- [SET PROBLEM]: From the records below, copy every line that contains the word "Asiakastutkimus".
[Begin SUPPLIED RECORDS]
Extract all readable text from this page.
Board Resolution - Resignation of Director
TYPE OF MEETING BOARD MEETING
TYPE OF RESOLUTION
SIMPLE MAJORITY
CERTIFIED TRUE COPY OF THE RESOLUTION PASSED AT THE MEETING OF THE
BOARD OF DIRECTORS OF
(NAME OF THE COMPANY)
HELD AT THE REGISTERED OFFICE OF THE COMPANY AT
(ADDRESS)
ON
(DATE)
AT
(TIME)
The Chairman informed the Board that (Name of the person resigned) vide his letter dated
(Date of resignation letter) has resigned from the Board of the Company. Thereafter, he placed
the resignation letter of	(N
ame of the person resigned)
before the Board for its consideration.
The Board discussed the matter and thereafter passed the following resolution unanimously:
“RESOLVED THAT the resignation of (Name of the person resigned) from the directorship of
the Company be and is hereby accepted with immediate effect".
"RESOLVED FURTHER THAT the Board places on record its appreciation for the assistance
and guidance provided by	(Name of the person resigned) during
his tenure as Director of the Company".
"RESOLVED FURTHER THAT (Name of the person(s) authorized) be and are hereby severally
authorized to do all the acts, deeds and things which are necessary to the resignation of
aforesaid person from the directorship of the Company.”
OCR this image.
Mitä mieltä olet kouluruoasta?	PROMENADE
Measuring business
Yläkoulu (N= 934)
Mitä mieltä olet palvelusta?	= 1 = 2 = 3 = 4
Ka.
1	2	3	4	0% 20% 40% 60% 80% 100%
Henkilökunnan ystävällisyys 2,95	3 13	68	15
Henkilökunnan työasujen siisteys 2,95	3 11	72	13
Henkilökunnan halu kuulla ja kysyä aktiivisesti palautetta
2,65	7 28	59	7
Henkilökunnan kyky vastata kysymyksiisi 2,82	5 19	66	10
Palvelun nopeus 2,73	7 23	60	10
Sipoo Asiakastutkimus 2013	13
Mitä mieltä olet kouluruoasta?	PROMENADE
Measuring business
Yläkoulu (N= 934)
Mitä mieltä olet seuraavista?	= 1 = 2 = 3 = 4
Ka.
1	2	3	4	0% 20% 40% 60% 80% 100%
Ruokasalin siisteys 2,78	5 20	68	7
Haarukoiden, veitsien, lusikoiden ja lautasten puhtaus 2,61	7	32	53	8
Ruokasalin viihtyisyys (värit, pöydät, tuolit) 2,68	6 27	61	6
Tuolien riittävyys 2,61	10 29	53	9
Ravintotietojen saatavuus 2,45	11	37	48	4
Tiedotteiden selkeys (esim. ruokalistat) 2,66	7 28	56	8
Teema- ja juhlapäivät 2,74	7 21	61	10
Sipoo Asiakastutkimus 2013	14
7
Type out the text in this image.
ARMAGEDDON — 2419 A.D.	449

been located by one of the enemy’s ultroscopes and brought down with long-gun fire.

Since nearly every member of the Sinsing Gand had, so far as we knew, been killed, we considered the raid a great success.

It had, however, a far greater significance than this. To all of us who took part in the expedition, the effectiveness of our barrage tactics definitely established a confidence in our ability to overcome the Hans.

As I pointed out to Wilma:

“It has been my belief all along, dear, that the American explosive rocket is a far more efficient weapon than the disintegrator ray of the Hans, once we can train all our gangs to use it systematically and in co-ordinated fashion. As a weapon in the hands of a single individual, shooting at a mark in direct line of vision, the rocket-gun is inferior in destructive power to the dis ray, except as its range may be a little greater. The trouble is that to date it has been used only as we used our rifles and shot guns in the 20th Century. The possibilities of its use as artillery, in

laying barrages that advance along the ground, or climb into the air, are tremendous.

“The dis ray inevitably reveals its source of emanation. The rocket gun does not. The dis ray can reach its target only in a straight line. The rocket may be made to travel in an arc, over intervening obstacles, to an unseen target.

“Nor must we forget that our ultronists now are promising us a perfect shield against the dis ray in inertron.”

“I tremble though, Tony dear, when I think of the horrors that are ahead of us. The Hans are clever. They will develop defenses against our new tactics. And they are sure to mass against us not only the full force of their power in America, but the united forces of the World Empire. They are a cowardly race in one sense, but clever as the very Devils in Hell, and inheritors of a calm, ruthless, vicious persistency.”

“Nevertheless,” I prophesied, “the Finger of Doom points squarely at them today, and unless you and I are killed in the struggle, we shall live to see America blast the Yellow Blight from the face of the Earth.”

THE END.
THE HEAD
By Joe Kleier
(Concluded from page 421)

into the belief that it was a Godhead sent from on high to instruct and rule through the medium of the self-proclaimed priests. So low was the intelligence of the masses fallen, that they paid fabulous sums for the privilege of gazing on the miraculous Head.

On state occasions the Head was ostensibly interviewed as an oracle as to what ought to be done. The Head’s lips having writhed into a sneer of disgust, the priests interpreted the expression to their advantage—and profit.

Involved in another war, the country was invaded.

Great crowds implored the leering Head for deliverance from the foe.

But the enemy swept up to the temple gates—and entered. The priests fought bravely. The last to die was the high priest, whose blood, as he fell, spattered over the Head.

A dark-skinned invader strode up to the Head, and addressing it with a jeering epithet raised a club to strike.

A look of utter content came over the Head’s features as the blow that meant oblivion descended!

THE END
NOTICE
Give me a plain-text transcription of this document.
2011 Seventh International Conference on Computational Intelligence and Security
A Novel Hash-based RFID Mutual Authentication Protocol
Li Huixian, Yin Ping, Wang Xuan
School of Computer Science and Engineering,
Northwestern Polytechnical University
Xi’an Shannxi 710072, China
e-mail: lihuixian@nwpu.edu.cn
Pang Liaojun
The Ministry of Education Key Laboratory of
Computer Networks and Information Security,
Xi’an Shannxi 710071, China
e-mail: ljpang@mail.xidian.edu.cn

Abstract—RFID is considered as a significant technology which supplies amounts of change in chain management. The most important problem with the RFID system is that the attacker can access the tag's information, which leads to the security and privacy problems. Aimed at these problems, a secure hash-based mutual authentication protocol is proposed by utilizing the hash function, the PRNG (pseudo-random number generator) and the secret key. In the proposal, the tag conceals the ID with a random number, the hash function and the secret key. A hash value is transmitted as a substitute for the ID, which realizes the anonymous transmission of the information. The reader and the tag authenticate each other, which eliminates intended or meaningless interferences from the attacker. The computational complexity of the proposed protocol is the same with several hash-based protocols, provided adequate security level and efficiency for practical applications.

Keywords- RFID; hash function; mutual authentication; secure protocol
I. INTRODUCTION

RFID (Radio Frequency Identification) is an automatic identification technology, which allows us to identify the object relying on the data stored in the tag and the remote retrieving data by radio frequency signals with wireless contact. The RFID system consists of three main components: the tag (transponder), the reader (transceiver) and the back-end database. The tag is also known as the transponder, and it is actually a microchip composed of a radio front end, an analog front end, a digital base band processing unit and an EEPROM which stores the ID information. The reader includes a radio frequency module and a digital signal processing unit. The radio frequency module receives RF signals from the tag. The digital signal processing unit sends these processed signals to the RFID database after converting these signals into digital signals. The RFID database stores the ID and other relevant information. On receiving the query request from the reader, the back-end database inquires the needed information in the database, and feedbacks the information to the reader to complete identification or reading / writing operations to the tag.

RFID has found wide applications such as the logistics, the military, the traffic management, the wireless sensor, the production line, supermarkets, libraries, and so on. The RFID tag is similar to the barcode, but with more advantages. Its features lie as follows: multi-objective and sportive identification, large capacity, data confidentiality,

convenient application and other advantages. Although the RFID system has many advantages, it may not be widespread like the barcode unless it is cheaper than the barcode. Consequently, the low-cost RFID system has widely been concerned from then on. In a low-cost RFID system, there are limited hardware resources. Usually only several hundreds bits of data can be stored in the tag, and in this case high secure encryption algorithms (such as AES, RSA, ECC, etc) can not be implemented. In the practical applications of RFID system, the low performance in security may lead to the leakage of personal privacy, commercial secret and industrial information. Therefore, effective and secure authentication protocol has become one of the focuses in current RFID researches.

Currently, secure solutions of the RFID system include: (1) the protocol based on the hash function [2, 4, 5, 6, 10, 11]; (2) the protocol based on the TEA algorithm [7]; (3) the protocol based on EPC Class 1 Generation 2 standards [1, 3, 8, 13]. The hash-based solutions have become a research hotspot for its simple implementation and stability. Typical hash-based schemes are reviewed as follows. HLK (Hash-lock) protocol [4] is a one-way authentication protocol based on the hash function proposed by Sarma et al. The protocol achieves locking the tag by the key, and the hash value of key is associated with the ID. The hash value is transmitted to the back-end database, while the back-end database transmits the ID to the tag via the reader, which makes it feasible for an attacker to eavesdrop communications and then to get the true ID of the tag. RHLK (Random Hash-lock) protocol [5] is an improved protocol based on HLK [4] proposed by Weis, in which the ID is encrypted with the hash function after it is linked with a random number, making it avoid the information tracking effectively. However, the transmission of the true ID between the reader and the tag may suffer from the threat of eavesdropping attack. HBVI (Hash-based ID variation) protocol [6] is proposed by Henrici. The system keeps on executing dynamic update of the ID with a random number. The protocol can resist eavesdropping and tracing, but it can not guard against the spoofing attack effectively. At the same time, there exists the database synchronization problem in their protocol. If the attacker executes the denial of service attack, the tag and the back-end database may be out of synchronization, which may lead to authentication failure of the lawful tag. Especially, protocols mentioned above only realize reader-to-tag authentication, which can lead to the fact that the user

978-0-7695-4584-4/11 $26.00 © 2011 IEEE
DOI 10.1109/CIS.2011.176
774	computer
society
[End SUPPLIED RECORDS]
- [OUTPUT OF THE TASK]:
Sipoo Asiakastutkimus 2013	13
Sipoo Asiakastutkimus 2013	14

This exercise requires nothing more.